DATASET CONTENT:
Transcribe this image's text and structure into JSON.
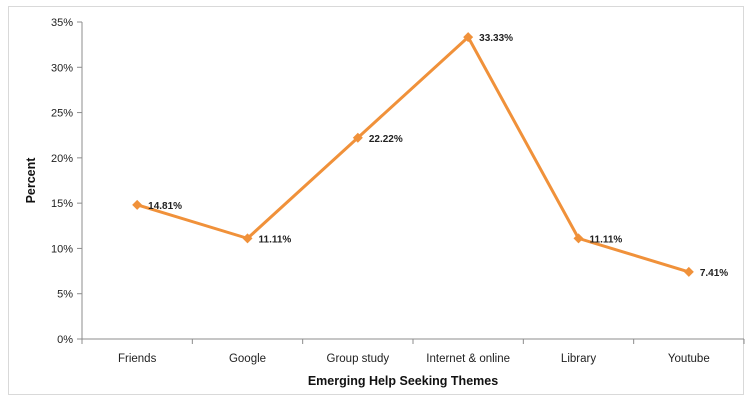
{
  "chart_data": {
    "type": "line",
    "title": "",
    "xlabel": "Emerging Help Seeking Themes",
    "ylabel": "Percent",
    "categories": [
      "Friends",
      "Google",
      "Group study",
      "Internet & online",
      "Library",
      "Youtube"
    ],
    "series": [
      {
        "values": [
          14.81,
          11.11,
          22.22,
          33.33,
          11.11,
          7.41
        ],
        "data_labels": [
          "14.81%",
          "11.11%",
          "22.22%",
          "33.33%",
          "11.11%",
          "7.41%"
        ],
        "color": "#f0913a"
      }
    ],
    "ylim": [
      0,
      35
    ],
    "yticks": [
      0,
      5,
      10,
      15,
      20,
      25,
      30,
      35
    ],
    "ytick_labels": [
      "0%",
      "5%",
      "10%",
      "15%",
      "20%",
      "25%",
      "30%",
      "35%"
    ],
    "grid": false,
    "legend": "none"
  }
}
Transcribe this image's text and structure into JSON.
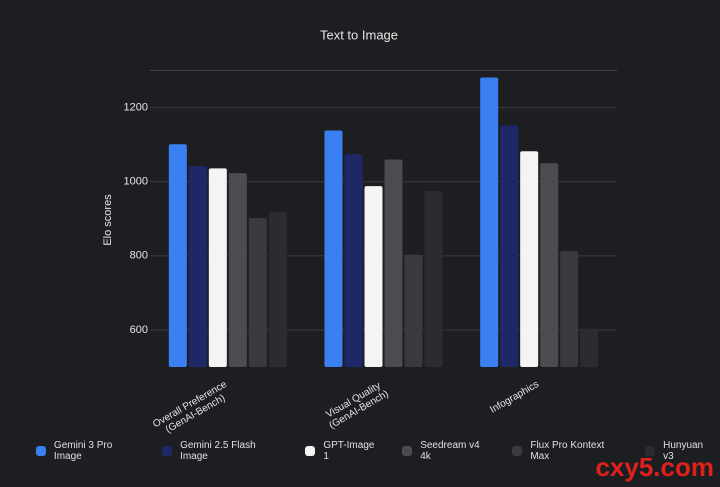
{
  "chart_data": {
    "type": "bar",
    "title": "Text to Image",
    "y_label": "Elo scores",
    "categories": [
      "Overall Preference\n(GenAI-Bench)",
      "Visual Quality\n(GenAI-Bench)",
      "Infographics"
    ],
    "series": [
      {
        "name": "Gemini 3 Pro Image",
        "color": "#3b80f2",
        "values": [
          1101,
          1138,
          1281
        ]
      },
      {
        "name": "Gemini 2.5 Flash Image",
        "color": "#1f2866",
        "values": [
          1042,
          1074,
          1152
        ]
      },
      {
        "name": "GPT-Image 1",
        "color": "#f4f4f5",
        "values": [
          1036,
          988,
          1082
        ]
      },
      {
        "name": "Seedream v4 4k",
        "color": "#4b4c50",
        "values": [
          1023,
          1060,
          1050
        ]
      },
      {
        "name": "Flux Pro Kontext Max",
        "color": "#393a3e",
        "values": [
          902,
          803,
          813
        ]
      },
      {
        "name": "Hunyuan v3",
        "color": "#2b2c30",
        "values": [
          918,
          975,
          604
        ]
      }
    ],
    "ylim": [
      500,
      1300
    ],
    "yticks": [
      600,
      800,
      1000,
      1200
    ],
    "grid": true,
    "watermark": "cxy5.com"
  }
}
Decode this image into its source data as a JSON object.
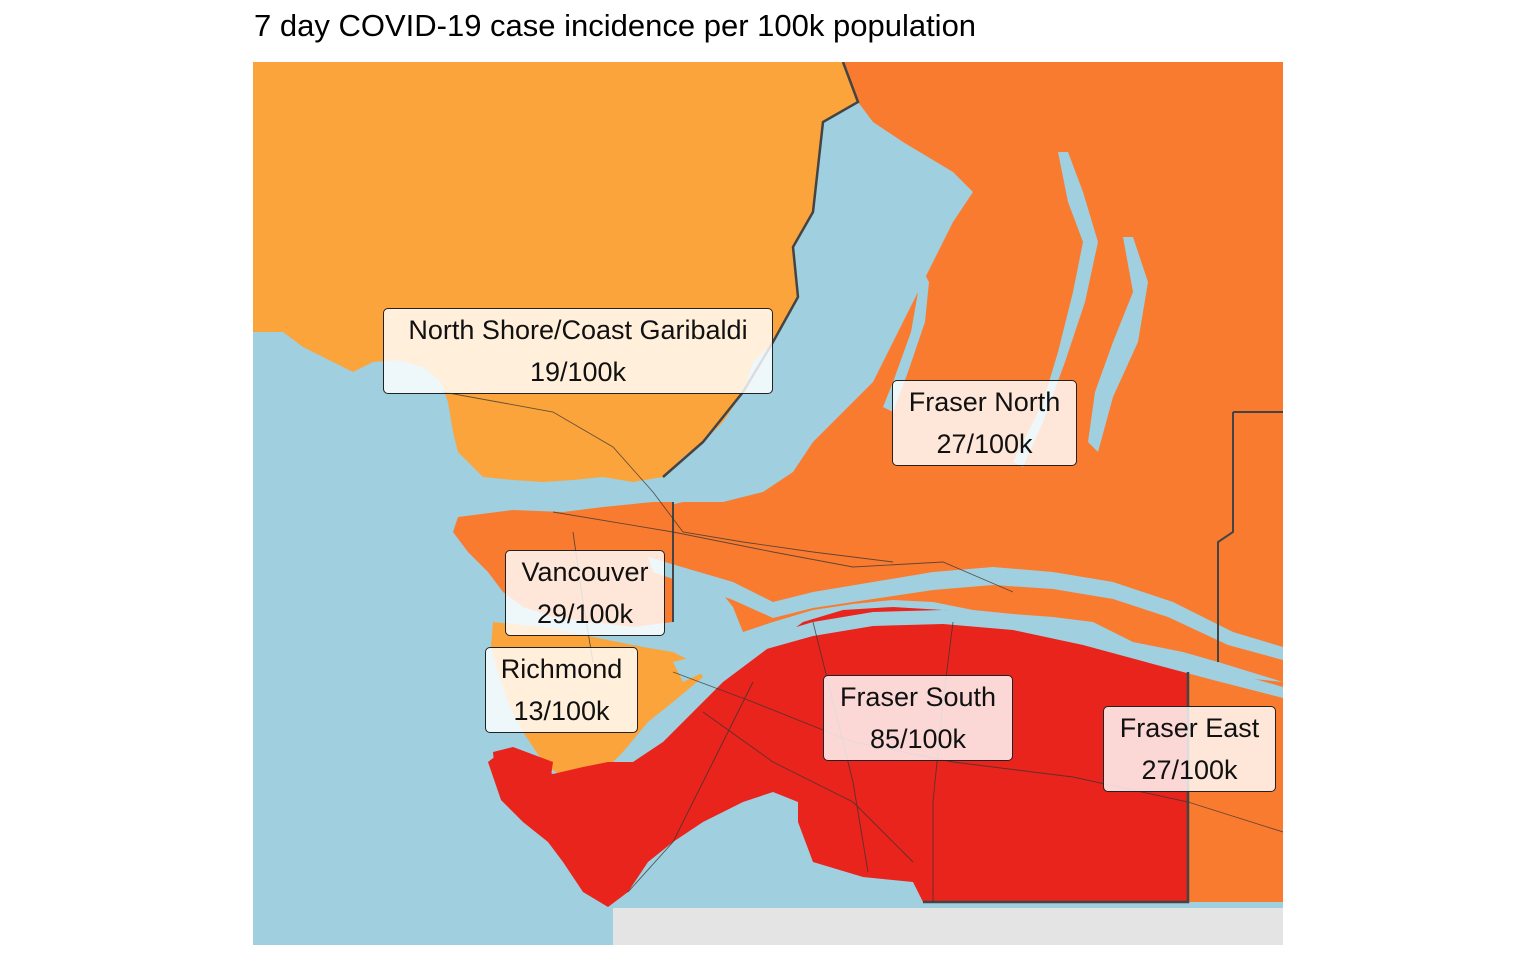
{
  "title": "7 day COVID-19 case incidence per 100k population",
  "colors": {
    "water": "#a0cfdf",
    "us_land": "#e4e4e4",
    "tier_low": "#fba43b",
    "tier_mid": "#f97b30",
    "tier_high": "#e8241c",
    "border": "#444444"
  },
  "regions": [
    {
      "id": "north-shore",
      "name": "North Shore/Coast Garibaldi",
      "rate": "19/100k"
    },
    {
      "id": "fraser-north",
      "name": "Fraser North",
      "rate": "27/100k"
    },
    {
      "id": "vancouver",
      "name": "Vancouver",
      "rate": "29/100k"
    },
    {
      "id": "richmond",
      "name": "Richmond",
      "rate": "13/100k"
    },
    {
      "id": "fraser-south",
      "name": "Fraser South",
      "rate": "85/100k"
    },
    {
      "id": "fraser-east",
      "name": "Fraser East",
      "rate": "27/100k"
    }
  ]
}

SHORT TASK: Quote every record above exactly, omitting any pictures they contain.

COMPLETE RESPONSE:
Transcribe this image's text and structure into JSON.
{
  "chart_data": {
    "type": "line",
    "title": "",
    "xlabel": "Emerging Help Seeking Themes",
    "ylabel": "Percent",
    "categories": [
      "Friends",
      "Google",
      "Group study",
      "Internet & online",
      "Library",
      "Youtube"
    ],
    "series": [
      {
        "values": [
          14.81,
          11.11,
          22.22,
          33.33,
          11.11,
          7.41
        ],
        "data_labels": [
          "14.81%",
          "11.11%",
          "22.22%",
          "33.33%",
          "11.11%",
          "7.41%"
        ],
        "color": "#f0913a"
      }
    ],
    "ylim": [
      0,
      35
    ],
    "yticks": [
      0,
      5,
      10,
      15,
      20,
      25,
      30,
      35
    ],
    "ytick_labels": [
      "0%",
      "5%",
      "10%",
      "15%",
      "20%",
      "25%",
      "30%",
      "35%"
    ],
    "grid": false,
    "legend": "none"
  }
}
Transcribe this image's text and structure into JSON.
{
  "chart_data": {
    "type": "bar",
    "title": "Text to Image",
    "y_label": "Elo scores",
    "categories": [
      "Overall Preference\n(GenAI-Bench)",
      "Visual Quality\n(GenAI-Bench)",
      "Infographics"
    ],
    "series": [
      {
        "name": "Gemini 3 Pro Image",
        "color": "#3b80f2",
        "values": [
          1101,
          1138,
          1281
        ]
      },
      {
        "name": "Gemini 2.5 Flash Image",
        "color": "#1f2866",
        "values": [
          1042,
          1074,
          1152
        ]
      },
      {
        "name": "GPT-Image 1",
        "color": "#f4f4f5",
        "values": [
          1036,
          988,
          1082
        ]
      },
      {
        "name": "Seedream v4 4k",
        "color": "#4b4c50",
        "values": [
          1023,
          1060,
          1050
        ]
      },
      {
        "name": "Flux Pro Kontext Max",
        "color": "#393a3e",
        "values": [
          902,
          803,
          813
        ]
      },
      {
        "name": "Hunyuan v3",
        "color": "#2b2c30",
        "values": [
          918,
          975,
          604
        ]
      }
    ],
    "ylim": [
      500,
      1300
    ],
    "yticks": [
      600,
      800,
      1000,
      1200
    ],
    "grid": true,
    "watermark": "cxy5.com"
  }
}
Decode this image into its source data as a JSON object.
{
  "title": "7 day COVID-19 case incidence per 100k population",
  "colors": {
    "water": "#a0cfdf",
    "us_land": "#e4e4e4",
    "tier_low": "#fba43b",
    "tier_mid": "#f97b30",
    "tier_high": "#e8241c",
    "border": "#444444"
  },
  "regions": [
    {
      "id": "north-shore",
      "name": "North Shore/Coast Garibaldi",
      "rate": "19/100k"
    },
    {
      "id": "fraser-north",
      "name": "Fraser North",
      "rate": "27/100k"
    },
    {
      "id": "vancouver",
      "name": "Vancouver",
      "rate": "29/100k"
    },
    {
      "id": "richmond",
      "name": "Richmond",
      "rate": "13/100k"
    },
    {
      "id": "fraser-south",
      "name": "Fraser South",
      "rate": "85/100k"
    },
    {
      "id": "fraser-east",
      "name": "Fraser East",
      "rate": "27/100k"
    }
  ]
}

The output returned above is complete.